* [Exercise description]: Set down every entry again word for word, please, but skip the pictures.

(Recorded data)
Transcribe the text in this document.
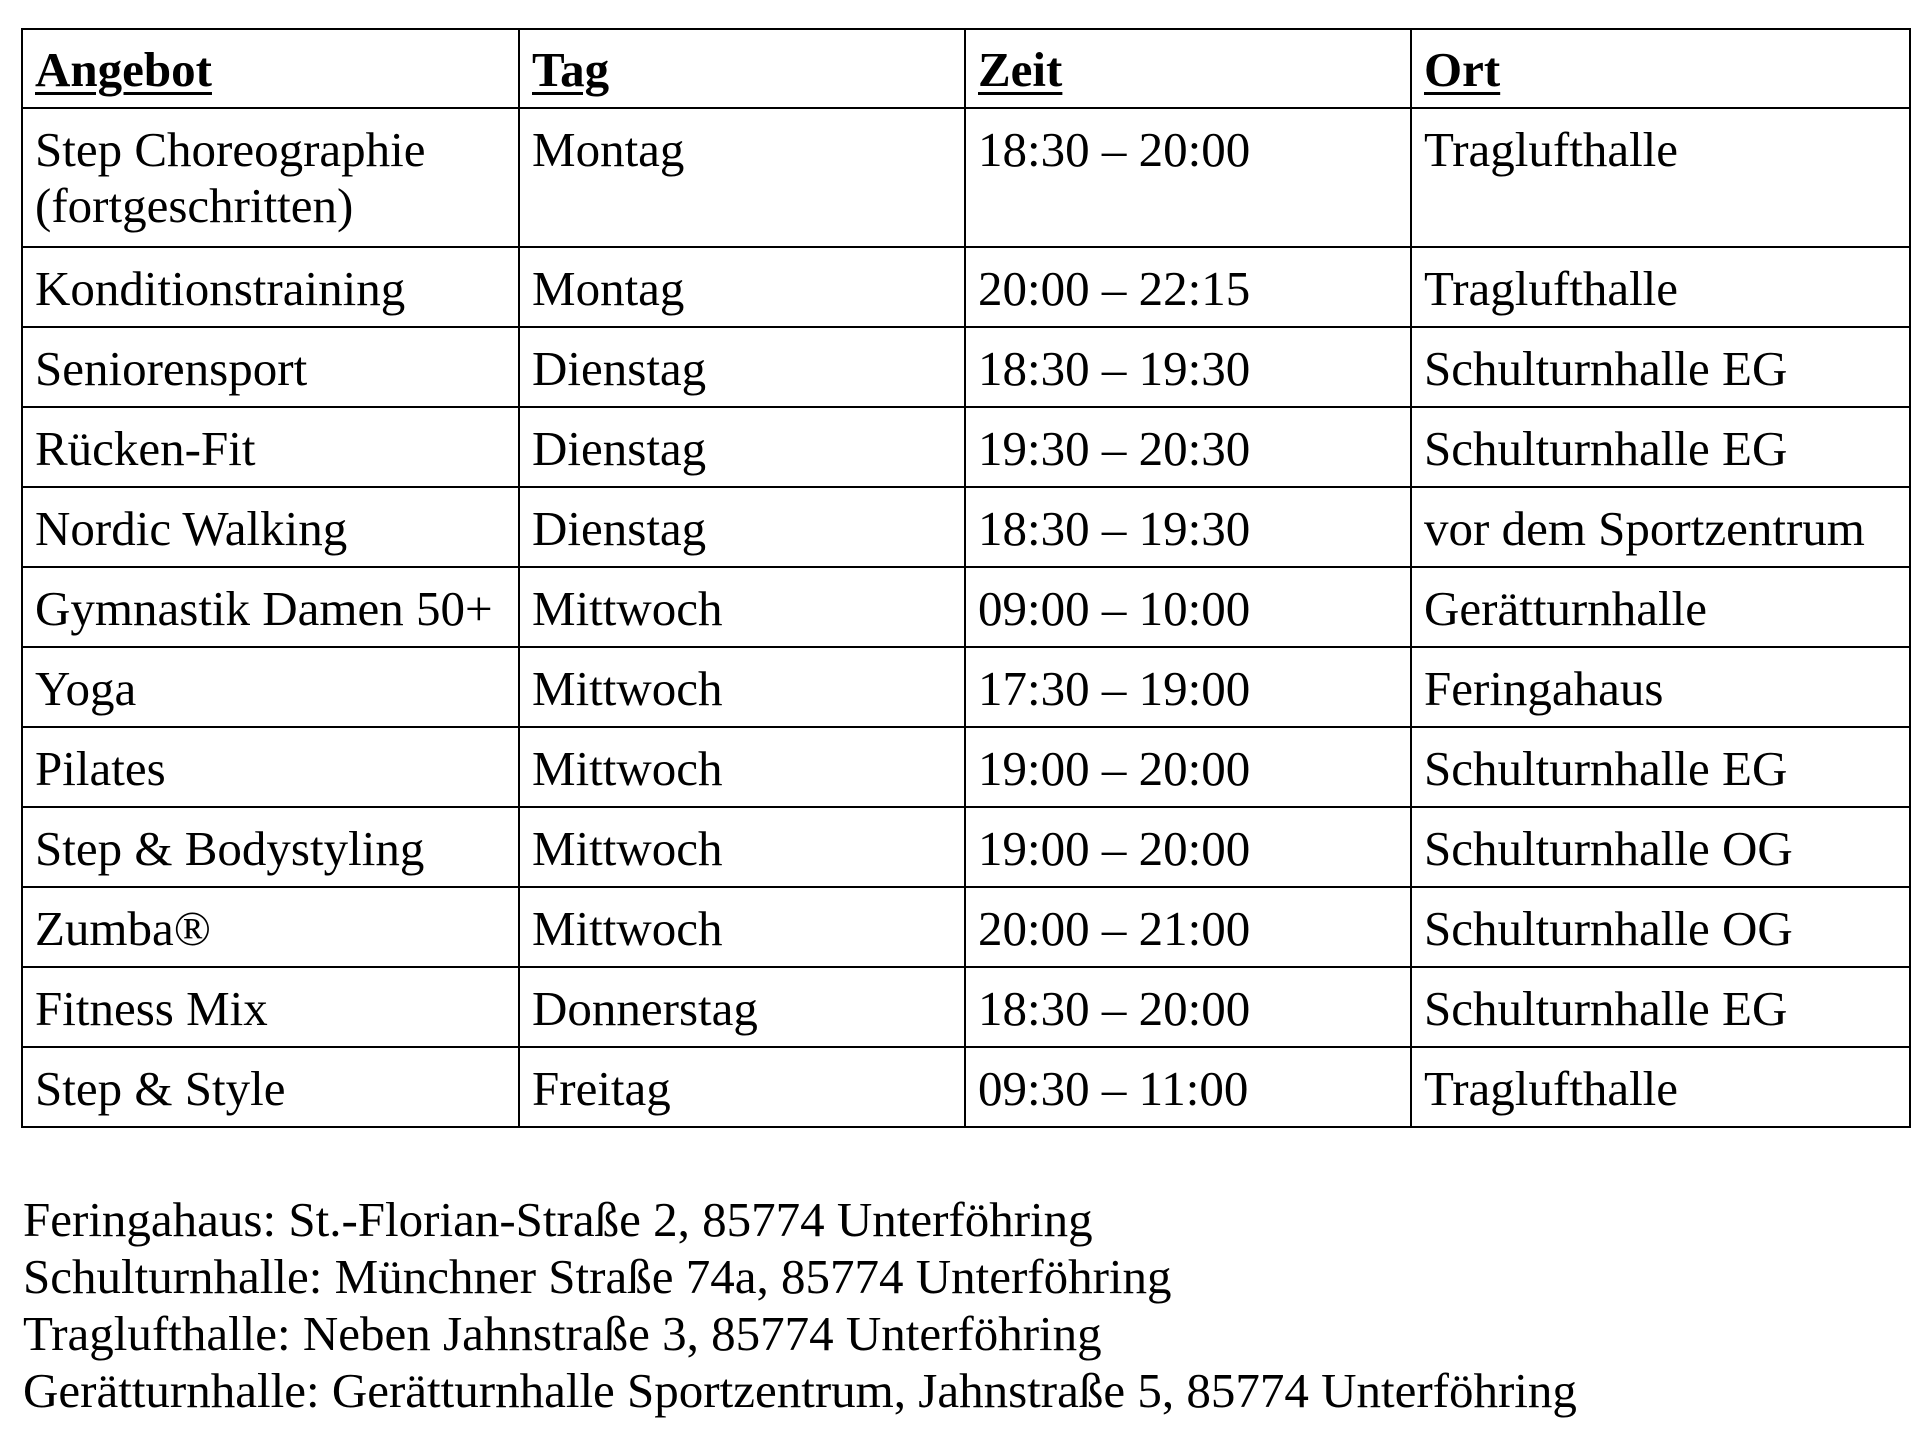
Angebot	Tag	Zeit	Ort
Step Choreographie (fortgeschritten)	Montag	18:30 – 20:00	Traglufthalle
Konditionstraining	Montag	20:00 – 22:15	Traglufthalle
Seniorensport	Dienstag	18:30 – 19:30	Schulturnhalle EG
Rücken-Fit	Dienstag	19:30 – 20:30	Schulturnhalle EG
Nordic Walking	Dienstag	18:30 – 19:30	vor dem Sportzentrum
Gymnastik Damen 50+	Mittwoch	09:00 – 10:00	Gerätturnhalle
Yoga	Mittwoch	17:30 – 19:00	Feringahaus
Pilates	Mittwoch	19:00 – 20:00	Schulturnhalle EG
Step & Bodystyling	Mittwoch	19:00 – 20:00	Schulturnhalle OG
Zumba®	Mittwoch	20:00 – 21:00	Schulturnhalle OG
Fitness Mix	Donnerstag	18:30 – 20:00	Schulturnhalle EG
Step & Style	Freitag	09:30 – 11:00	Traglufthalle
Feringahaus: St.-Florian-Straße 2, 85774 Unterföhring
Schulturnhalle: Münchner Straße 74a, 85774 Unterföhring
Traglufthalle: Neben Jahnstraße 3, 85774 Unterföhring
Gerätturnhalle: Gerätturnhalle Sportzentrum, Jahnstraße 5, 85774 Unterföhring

* [Response to the task]:
Transcribe the text in this document.
Angebot	Tag	Zeit	Ort
Step Choreographie (fortgeschritten)	Montag	18:30 – 20:00	Traglufthalle
Konditionstraining	Montag	20:00 – 22:15	Traglufthalle
Seniorensport	Dienstag	18:30 – 19:30	Schulturnhalle EG
Rücken-Fit	Dienstag	19:30 – 20:30	Schulturnhalle EG
Nordic Walking	Dienstag	18:30 – 19:30	vor dem Sportzentrum
Gymnastik Damen 50+	Mittwoch	09:00 – 10:00	Gerätturnhalle
Yoga	Mittwoch	17:30 – 19:00	Feringahaus
Pilates	Mittwoch	19:00 – 20:00	Schulturnhalle EG
Step & Bodystyling	Mittwoch	19:00 – 20:00	Schulturnhalle OG
Zumba®	Mittwoch	20:00 – 21:00	Schulturnhalle OG
Fitness Mix	Donnerstag	18:30 – 20:00	Schulturnhalle EG
Step & Style	Freitag	09:30 – 11:00	Traglufthalle
Feringahaus: St.-Florian-Straße 2, 85774 Unterföhring
Schulturnhalle: Münchner Straße 74a, 85774 Unterföhring
Traglufthalle: Neben Jahnstraße 3, 85774 Unterföhring
Gerätturnhalle: Gerätturnhalle Sportzentrum, Jahnstraße 5, 85774 Unterföhring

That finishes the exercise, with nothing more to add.